● SET EXERCISE 1: Arrange the rows from the line containing "paragraph-line: 过程中做出贡献的科学家和基层科普工作者的事迹。 [107,845,570,868]" through the line containing "paragraph-line: 集锦（不短于 5 分钟，不允许提交动画）。 [107,664,487,687]" as a JSON list of strings, one string per line, with blank lines left out. Include both of those lines.

II. LEGAL STANDARD Habeas corpus petitions are subject to summary dismissal pursuant to Rule 4 of the Rules Governing Section 2254 Cases in the United States District Courts, 28 U.S.C. § 2254. Rule 4 provides in pertinent part as follows: “If it plainly appears

from the petition and any attached exhibits that the petitioner is not entitled to relief in the district court, the judge must dismiss the petition and direct the clerk to notify the petitioner.” See Rule 4, 28 U.S.C. § 2254. III. DISCUSSION As set forth above, Petitioner has filed a petition for a writ of habeas corpus

pursuant to the provisions of Section 2254. (Doc. No. 1.) This federal habeas statute requires that Petitioner “‘[was] in custody under the conviction or sentence under attack at the time [her] petition [was] filed.’” See Lee v. Stickman, 357 F.3d 338,

342 n.3 (3d Cir. 2004) (quoting Maleng v. Cook, 490 U.S. 488, 490-91 (1989)); see 28 U.S.C. § 2254(a) (extending jurisdiction to a petition for a writ of habeas corpus filed by “a person in custody pursuant to the judgment of a State court . . . ”). Here, Petitioner was incarcerated at Centre County Correctional Facility in Bellefonte,

Pennsylvania under a conviction of disorderly conduct at the time he filed his Section 2254 petition. (Doc. No. 1.) Thus, he has satisfied the “in custody” requirement for purposes of Section 2254.

● SET EXERCISE 2:
Say whether each statement agrees with the habeas corpus passage, answering yes or no and quoting the words of the passage that decide it.
(a) When he filed his petition, the petitioner was held on a disorderly conduct conviction.
(b) Under Rule 4, a judge may keep a petition even when it plainly appears the petitioner is not entitled to relief.
(c) The passage finds that the petitioner has not met the "in custody" requirement.

● THE DATA:
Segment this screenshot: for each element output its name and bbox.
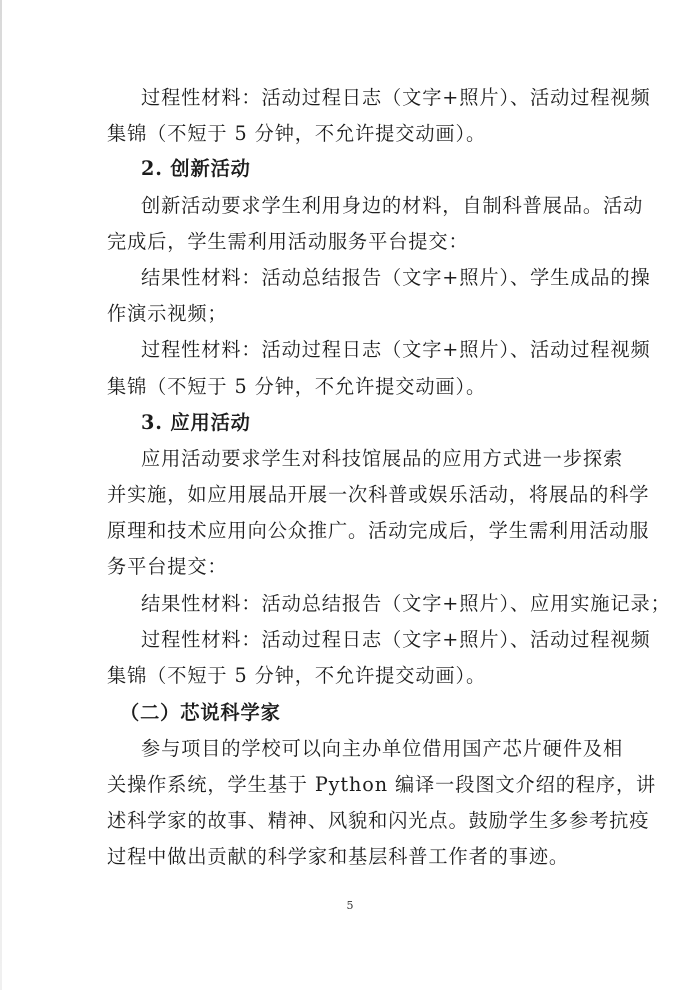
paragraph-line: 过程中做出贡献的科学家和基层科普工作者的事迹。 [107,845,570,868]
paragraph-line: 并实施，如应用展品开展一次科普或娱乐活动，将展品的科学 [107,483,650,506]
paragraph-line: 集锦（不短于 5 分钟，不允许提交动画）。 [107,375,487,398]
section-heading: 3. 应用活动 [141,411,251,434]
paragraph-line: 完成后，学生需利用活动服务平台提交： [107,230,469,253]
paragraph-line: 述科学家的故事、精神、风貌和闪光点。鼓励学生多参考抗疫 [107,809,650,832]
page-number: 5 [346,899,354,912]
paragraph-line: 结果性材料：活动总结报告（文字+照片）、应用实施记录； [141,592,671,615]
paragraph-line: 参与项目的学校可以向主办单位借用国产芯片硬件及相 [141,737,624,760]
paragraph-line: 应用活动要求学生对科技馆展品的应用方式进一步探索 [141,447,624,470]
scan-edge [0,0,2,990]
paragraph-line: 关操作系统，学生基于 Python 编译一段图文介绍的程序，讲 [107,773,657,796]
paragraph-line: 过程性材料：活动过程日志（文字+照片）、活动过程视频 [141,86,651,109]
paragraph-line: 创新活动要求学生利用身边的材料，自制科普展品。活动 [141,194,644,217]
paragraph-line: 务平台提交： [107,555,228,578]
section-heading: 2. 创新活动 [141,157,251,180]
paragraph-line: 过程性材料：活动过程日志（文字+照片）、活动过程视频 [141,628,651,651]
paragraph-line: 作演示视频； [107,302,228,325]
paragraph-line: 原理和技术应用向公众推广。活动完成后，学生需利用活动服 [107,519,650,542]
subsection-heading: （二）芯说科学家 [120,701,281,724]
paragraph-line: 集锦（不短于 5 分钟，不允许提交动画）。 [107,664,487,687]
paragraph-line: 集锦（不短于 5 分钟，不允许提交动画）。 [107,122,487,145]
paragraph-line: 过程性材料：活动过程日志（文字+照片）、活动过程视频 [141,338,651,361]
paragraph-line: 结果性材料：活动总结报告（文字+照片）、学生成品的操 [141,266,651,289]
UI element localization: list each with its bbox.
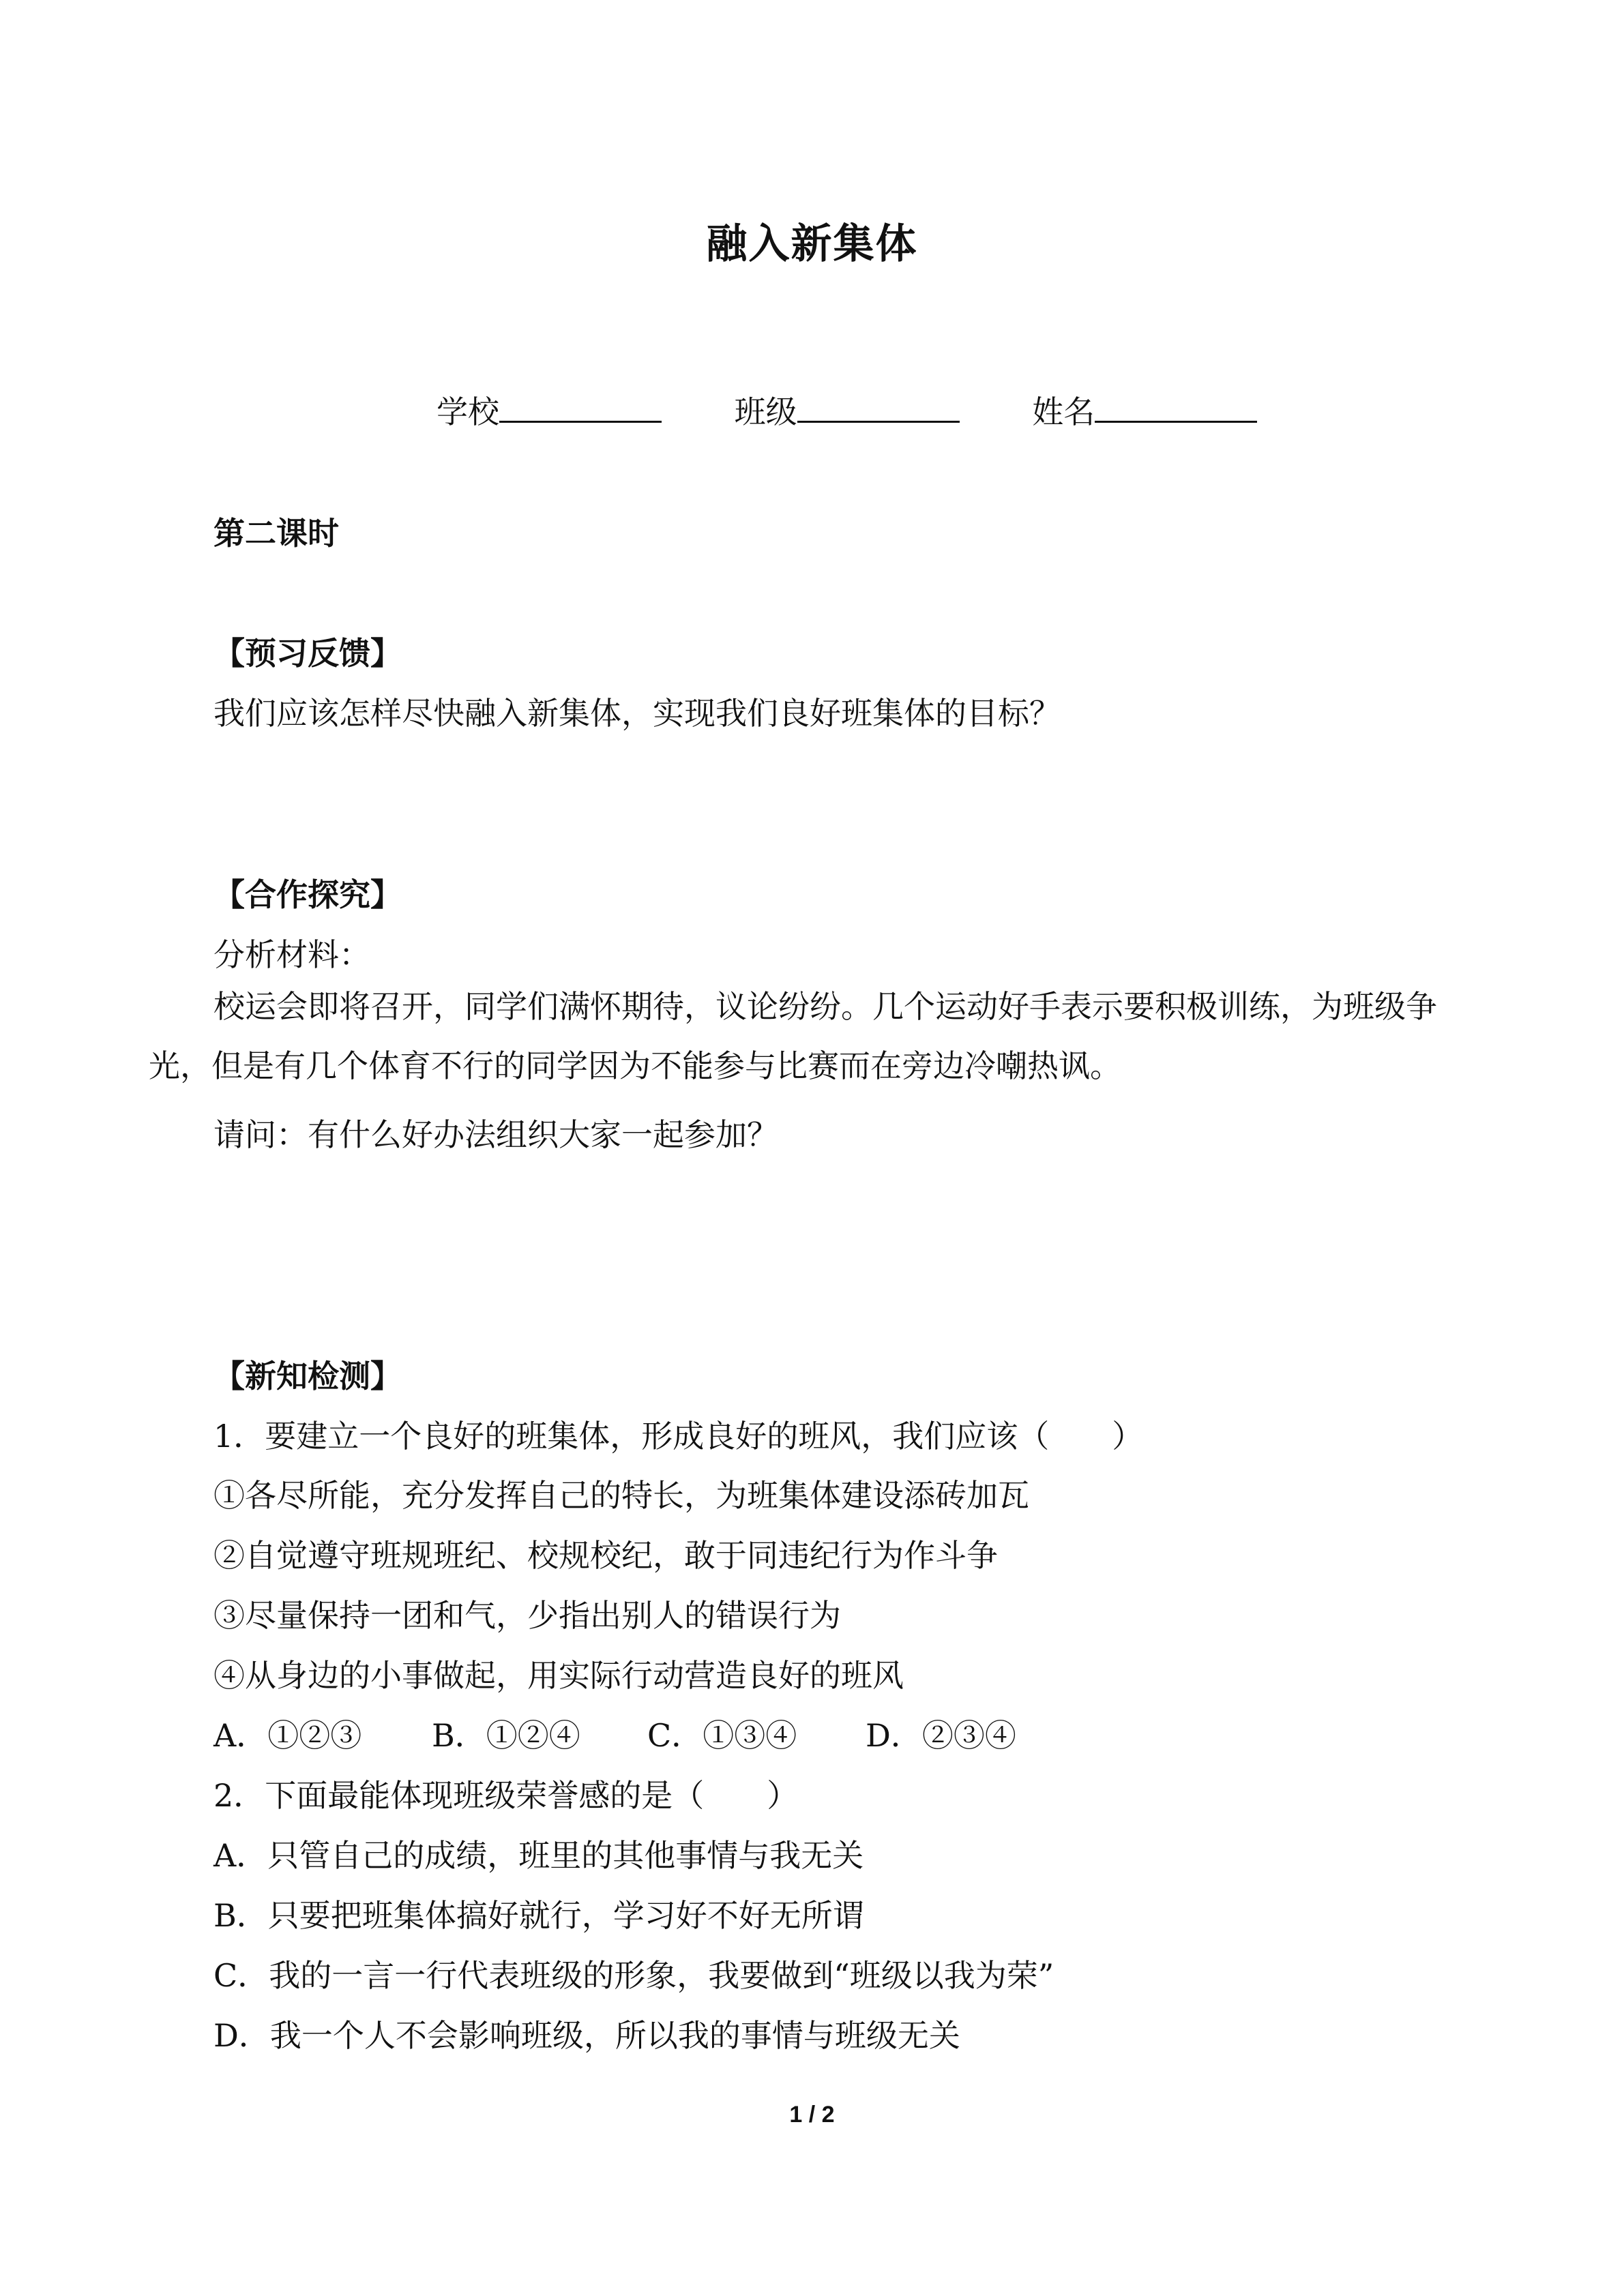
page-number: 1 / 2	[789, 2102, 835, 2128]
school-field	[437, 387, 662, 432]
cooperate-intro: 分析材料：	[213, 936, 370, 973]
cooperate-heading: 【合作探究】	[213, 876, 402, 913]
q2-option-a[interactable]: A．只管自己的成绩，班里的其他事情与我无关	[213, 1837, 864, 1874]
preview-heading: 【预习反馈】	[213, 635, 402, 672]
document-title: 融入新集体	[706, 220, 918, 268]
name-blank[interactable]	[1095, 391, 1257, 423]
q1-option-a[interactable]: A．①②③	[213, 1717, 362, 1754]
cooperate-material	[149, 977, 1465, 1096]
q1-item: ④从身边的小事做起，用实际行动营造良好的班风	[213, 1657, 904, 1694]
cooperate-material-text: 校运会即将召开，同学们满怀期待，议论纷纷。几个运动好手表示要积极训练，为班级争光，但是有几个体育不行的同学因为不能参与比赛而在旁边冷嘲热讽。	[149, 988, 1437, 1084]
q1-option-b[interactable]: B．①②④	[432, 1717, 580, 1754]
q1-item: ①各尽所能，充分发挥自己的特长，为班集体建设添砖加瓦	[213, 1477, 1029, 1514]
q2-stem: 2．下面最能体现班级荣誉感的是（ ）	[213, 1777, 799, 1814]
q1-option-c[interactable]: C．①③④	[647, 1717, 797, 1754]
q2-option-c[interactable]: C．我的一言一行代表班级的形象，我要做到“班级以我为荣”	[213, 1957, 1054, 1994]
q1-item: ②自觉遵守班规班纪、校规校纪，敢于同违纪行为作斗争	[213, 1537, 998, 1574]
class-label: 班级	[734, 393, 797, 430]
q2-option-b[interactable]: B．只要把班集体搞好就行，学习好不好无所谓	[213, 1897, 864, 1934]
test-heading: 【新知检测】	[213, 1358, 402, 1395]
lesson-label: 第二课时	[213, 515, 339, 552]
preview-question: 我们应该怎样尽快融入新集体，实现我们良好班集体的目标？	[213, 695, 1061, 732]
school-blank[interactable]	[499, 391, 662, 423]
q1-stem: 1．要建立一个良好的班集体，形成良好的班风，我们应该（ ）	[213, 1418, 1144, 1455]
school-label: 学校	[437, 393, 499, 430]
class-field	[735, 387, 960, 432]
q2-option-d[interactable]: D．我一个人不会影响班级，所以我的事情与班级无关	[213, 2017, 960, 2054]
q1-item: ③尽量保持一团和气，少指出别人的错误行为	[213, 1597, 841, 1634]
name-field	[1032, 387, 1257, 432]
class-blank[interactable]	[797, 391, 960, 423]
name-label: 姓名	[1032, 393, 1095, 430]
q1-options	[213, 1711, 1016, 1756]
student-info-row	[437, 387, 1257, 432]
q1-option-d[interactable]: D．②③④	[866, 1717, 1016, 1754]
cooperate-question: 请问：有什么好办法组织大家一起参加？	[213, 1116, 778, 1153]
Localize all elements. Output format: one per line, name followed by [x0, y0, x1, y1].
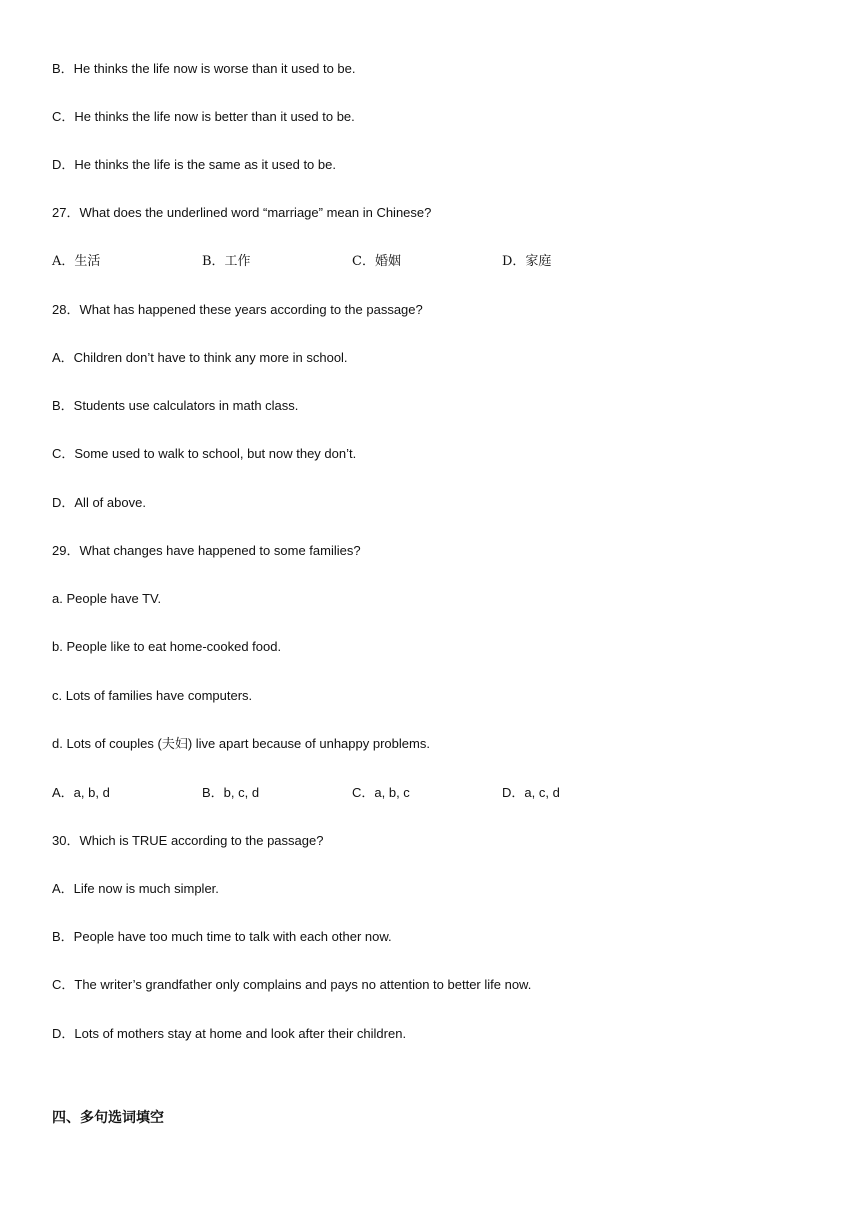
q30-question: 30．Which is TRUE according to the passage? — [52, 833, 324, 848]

● TASK OUTPUT 1:
[
  "paragraph-line: 过程中做出贡献的科学家和基层科普工作者的事迹。 [107,845,570,868]",
  "paragraph-line: 并实施，如应用展品开展一次科普或娱乐活动，将展品的科学 [107,483,650,506]",
  "paragraph-line: 集锦（不短于 5 分钟，不允许提交动画）。 [107,375,487,398]",
  "section-heading: 3. 应用活动 [141,411,251,434]",
  "paragraph-line: 完成后，学生需利用活动服务平台提交： [107,230,469,253]",
  "paragraph-line: 述科学家的故事、精神、风貌和闪光点。鼓励学生多参考抗疫 [107,809,650,832]",
  "page-number: 5 [346,899,354,912]",
  "paragraph-line: 结果性材料：活动总结报告（文字+照片）、应用实施记录； [141,592,671,615]",
  "paragraph-line: 参与项目的学校可以向主办单位借用国产芯片硬件及相 [141,737,624,760]",
  "paragraph-line: 应用活动要求学生对科技馆展品的应用方式进一步探索 [141,447,624,470]",
  "scan-edge [0,0,2,990]",
  "paragraph-line: 关操作系统，学生基于 Python 编译一段图文介绍的程序，讲 [107,773,657,796]",
  "paragraph-line: 过程性材料：活动过程日志（文字+照片）、活动过程视频 [141,86,651,109]",
  "paragraph-line: 创新活动要求学生利用身边的材料，自制科普展品。活动 [141,194,644,217]",
  "paragraph-line: 务平台提交： [107,555,228,578]",
  "section-heading: 2. 创新活动 [141,157,251,180]",
  "paragraph-line: 过程性材料：活动过程日志（文字+照片）、活动过程视频 [141,628,651,651]",
  "paragraph-line: 作演示视频； [107,302,228,325]",
  "paragraph-line: 原理和技术应用向公众推广。活动完成后，学生需利用活动服 [107,519,650,542]",
  "subsection-heading: （二）芯说科学家 [120,701,281,724]",
  "paragraph-line: 集锦（不短于 5 分钟，不允许提交动画）。 [107,664,487,687]"
]

● TASK OUTPUT 2:
(a) Yes: "under a conviction of disorderly conduct at the time he filed his Section 2254 petition"
(b) No: "the judge must dismiss the petition and direct the clerk to notify the petitioner"
(c) No: "Thus, he has satisfied the “in custody” requirement for purposes of Section 2254."